Element box annotations:
■ ■ ■ ■

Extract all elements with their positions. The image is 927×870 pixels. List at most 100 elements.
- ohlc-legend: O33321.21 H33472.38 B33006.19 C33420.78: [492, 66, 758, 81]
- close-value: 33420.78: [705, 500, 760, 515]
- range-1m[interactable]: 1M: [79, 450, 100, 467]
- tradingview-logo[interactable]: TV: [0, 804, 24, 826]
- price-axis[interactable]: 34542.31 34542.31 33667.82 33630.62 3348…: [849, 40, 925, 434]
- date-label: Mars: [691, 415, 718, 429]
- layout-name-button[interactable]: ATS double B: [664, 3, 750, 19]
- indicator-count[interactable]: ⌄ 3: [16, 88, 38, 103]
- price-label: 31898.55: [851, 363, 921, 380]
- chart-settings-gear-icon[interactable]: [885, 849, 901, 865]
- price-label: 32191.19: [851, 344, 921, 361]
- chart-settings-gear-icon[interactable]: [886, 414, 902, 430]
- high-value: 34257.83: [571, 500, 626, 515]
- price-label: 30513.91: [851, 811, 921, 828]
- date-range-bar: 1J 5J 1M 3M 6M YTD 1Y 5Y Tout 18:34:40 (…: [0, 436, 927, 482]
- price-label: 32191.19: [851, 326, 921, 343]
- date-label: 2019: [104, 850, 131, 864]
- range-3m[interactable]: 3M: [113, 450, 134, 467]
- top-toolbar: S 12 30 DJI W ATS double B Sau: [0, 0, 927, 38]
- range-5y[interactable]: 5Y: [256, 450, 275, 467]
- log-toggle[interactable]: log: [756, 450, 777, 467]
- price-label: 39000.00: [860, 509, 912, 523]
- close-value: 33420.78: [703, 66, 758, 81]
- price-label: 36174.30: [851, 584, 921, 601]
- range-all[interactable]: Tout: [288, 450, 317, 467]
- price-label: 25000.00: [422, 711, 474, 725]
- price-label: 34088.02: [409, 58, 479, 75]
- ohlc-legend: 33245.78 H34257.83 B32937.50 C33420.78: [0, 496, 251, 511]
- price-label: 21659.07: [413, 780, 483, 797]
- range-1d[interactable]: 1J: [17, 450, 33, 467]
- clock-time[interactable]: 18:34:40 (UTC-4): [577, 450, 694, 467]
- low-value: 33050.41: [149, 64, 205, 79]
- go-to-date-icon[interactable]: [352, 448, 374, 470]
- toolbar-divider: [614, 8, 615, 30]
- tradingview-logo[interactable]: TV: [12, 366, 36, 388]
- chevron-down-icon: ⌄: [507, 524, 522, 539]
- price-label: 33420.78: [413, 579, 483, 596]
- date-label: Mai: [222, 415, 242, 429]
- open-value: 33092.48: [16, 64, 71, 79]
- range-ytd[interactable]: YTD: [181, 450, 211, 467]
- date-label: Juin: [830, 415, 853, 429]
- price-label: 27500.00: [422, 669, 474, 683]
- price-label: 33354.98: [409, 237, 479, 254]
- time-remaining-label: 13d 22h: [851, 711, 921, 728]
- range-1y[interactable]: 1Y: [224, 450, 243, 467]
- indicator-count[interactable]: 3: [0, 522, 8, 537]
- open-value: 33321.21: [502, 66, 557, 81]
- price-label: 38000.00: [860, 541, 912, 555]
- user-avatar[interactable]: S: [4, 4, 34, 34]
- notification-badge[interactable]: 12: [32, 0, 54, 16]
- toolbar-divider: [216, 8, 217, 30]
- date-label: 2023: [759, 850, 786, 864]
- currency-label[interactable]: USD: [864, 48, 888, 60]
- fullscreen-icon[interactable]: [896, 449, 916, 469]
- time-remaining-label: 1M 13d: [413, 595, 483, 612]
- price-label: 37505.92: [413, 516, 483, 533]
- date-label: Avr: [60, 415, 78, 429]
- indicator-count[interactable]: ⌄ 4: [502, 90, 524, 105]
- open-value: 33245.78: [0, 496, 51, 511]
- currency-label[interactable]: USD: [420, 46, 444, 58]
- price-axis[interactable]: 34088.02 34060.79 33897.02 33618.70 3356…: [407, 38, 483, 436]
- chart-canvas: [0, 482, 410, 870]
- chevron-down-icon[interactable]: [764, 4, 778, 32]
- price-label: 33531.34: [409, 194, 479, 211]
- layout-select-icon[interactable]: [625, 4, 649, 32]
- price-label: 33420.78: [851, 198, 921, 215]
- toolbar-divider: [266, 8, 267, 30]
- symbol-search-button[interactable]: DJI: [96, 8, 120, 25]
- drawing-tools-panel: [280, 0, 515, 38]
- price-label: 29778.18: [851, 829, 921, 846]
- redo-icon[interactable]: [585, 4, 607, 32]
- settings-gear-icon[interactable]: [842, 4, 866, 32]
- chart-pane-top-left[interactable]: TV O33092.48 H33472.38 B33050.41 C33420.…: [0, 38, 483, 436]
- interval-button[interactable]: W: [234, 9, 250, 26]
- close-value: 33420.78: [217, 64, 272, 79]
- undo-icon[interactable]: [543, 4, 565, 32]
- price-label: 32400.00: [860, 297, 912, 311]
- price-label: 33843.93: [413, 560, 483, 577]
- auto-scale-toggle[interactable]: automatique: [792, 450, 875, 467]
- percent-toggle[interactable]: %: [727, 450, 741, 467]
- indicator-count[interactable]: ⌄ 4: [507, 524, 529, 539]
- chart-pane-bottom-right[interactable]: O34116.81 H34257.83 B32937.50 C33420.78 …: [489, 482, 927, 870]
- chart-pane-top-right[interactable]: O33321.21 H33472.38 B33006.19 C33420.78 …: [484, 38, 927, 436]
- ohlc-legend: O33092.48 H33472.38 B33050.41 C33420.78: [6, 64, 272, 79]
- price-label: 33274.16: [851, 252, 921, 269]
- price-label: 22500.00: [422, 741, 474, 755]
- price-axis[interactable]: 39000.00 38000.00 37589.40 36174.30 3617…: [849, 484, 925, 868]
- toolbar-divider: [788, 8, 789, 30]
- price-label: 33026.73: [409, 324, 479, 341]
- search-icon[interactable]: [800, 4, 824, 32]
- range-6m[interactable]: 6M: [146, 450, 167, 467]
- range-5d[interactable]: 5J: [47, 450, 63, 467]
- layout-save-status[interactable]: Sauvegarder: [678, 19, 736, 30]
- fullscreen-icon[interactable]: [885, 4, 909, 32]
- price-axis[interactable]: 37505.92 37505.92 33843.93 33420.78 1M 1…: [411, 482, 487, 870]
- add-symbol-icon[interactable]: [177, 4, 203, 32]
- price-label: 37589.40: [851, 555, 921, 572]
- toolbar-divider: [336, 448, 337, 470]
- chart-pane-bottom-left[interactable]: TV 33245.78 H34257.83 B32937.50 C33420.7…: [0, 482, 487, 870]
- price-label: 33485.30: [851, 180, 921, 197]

■ ■ ■ ■

• **YOUR TASK**:
Reproduce the lines of the listing from its first line through the line containing "- date-label: Mars: [691, 415, 718, 429]", including both ends.

• **EXPECTED ANSWER**:
Extract all elements with their positions. The image is 927×870 pixels. List at most 100 elements.
- ohlc-legend: O33321.21 H33472.38 B33006.19 C33420.78: [492, 66, 758, 81]
- close-value: 33420.78: [705, 500, 760, 515]
- range-1m[interactable]: 1M: [79, 450, 100, 467]
- tradingview-logo[interactable]: TV: [0, 804, 24, 826]
- price-axis[interactable]: 34542.31 34542.31 33667.82 33630.62 3348…: [849, 40, 925, 434]
- date-label: Mars: [691, 415, 718, 429]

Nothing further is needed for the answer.